Entries taken from a collection
□ □ □ □ □
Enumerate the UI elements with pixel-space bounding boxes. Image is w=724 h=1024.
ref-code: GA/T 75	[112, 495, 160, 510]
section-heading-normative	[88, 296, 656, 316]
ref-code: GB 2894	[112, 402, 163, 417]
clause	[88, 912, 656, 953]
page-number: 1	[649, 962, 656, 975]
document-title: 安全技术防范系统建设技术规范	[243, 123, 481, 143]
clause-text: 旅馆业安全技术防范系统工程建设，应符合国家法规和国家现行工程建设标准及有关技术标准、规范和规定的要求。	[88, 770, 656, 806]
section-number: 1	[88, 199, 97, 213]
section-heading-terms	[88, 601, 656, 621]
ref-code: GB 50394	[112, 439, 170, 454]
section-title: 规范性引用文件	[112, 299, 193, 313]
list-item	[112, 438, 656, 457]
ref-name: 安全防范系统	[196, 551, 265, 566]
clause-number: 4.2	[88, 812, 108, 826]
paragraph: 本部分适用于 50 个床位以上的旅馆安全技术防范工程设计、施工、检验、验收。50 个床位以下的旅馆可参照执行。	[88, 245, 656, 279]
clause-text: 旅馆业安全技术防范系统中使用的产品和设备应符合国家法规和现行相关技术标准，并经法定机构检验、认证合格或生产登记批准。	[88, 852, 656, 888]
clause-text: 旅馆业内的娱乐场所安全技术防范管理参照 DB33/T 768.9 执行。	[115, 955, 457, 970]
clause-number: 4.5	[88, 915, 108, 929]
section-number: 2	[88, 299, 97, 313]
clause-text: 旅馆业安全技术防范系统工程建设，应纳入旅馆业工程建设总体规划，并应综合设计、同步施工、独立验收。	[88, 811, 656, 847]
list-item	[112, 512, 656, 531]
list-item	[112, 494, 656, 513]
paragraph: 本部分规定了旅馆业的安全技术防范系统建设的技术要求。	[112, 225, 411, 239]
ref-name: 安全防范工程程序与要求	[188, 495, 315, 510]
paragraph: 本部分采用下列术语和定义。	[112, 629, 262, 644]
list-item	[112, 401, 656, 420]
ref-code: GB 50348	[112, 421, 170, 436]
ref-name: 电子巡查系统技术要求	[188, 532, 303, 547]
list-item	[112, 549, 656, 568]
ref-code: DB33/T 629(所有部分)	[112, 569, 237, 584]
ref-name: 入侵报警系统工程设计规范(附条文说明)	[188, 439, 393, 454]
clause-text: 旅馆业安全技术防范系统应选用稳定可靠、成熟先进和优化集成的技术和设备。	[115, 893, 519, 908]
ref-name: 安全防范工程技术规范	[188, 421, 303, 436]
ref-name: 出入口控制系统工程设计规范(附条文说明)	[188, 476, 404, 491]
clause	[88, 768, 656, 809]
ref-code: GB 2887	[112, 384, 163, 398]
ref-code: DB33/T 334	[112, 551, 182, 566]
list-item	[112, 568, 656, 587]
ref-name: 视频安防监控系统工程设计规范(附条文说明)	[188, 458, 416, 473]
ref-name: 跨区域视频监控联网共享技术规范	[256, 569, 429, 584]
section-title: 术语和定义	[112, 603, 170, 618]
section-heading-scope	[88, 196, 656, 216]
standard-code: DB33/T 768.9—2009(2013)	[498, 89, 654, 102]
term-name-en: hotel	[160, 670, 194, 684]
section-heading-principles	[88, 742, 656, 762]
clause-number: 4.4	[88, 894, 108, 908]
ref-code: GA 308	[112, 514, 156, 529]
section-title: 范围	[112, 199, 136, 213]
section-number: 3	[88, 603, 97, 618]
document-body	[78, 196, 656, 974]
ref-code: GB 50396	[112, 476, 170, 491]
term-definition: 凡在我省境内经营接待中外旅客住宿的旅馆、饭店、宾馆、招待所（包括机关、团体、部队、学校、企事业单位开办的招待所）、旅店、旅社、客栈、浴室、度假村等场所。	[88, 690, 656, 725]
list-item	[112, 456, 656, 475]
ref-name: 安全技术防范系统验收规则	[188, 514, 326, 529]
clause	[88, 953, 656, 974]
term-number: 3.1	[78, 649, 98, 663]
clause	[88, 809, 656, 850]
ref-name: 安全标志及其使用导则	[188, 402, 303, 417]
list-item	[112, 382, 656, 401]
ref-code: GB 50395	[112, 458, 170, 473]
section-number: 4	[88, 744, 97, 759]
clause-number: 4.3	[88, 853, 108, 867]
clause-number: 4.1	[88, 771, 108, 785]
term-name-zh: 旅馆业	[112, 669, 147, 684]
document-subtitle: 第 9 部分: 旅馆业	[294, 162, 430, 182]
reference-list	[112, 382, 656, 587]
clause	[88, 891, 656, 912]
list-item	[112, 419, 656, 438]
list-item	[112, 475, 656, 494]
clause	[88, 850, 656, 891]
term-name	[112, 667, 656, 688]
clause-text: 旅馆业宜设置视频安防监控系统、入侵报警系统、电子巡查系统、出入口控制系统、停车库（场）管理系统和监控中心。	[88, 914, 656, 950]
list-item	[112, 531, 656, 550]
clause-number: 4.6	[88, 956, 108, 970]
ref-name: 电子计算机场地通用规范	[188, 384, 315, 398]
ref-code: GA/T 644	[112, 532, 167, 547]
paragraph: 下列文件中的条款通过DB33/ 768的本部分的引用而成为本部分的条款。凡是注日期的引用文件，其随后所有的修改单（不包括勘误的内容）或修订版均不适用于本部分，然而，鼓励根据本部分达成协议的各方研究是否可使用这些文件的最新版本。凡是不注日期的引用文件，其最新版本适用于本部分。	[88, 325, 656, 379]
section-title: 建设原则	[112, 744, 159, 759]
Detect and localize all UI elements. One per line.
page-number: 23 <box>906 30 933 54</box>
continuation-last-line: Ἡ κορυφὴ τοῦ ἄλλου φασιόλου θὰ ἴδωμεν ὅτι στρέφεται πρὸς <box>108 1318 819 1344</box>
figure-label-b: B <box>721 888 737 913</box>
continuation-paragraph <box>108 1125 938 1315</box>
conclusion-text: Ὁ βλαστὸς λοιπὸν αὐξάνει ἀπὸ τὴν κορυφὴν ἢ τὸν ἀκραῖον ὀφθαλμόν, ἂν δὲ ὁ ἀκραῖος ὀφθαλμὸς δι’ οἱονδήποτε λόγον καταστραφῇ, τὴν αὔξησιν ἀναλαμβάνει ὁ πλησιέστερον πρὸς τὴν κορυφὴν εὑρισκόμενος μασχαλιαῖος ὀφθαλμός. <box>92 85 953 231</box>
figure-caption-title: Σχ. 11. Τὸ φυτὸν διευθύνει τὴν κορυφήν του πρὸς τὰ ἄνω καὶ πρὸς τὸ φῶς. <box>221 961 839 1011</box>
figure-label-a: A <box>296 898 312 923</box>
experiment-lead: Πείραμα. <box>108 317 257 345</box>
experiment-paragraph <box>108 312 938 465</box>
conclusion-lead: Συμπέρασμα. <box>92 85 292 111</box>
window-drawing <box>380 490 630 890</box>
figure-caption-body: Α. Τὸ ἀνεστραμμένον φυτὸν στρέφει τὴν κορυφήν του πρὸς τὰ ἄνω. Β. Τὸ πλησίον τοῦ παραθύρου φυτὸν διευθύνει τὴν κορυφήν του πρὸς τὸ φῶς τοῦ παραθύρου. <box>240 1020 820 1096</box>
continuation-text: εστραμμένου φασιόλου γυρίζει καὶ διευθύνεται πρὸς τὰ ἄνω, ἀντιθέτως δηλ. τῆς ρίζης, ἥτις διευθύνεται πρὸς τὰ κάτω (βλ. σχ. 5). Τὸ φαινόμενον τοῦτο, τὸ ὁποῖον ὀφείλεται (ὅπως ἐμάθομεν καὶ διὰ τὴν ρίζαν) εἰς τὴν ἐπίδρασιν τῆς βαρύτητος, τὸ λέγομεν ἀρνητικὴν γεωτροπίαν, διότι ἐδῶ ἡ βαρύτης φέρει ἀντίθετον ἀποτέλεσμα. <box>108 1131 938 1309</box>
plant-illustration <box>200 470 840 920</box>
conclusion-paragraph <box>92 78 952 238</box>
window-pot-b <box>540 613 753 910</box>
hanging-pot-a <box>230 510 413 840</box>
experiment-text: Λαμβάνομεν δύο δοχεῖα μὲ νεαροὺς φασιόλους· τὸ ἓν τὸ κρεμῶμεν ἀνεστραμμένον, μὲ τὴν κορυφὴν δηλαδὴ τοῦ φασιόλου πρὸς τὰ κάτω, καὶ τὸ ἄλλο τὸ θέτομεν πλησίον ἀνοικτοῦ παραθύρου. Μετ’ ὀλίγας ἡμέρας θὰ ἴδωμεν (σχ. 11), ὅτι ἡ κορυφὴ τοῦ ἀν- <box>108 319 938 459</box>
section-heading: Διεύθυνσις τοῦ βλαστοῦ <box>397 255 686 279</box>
□ □ □ □ □
**WORK INSTRUCTIONS**
Can you update the records from the start through the line containing "199, 97, 213]" so that every "ref-code" becomes "reference-code", with nothing else altered?

**IN RESPONSE**
Enumerate the UI elements with pixel-space bounding boxes. Image is w=724 h=1024.
reference-code: GA/T 75	[112, 495, 160, 510]
section-heading-normative	[88, 296, 656, 316]
reference-code: GB 2894	[112, 402, 163, 417]
clause	[88, 912, 656, 953]
page-number: 1	[649, 962, 656, 975]
document-title: 安全技术防范系统建设技术规范	[243, 123, 481, 143]
clause-text: 旅馆业安全技术防范系统工程建设，应符合国家法规和国家现行工程建设标准及有关技术标准、规范和规定的要求。	[88, 770, 656, 806]
section-number: 1	[88, 199, 97, 213]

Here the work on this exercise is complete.